DATASET RECORDS:
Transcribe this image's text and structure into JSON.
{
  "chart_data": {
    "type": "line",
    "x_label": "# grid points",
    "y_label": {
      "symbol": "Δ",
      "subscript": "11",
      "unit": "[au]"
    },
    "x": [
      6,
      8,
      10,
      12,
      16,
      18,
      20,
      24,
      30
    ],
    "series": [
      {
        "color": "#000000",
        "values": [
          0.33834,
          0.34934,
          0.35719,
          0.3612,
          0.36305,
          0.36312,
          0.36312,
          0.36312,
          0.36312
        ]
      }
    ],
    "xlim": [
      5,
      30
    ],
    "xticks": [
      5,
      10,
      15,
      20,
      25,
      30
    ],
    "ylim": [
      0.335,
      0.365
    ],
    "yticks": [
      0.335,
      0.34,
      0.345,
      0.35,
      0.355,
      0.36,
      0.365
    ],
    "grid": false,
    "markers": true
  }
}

STATED GOAL:
Copy out all the entries shown above, character for character.

THE RESPONSE:
Transcribe this image's text and structure into JSON.
{
  "chart_data": {
    "type": "line",
    "x_label": "# grid points",
    "y_label": {
      "symbol": "Δ",
      "subscript": "11",
      "unit": "[au]"
    },
    "x": [
      6,
      8,
      10,
      12,
      16,
      18,
      20,
      24,
      30
    ],
    "series": [
      {
        "color": "#000000",
        "values": [
          0.33834,
          0.34934,
          0.35719,
          0.3612,
          0.36305,
          0.36312,
          0.36312,
          0.36312,
          0.36312
        ]
      }
    ],
    "xlim": [
      5,
      30
    ],
    "xticks": [
      5,
      10,
      15,
      20,
      25,
      30
    ],
    "ylim": [
      0.335,
      0.365
    ],
    "yticks": [
      0.335,
      0.34,
      0.345,
      0.35,
      0.355,
      0.36,
      0.365
    ],
    "grid": false,
    "markers": true
  }
}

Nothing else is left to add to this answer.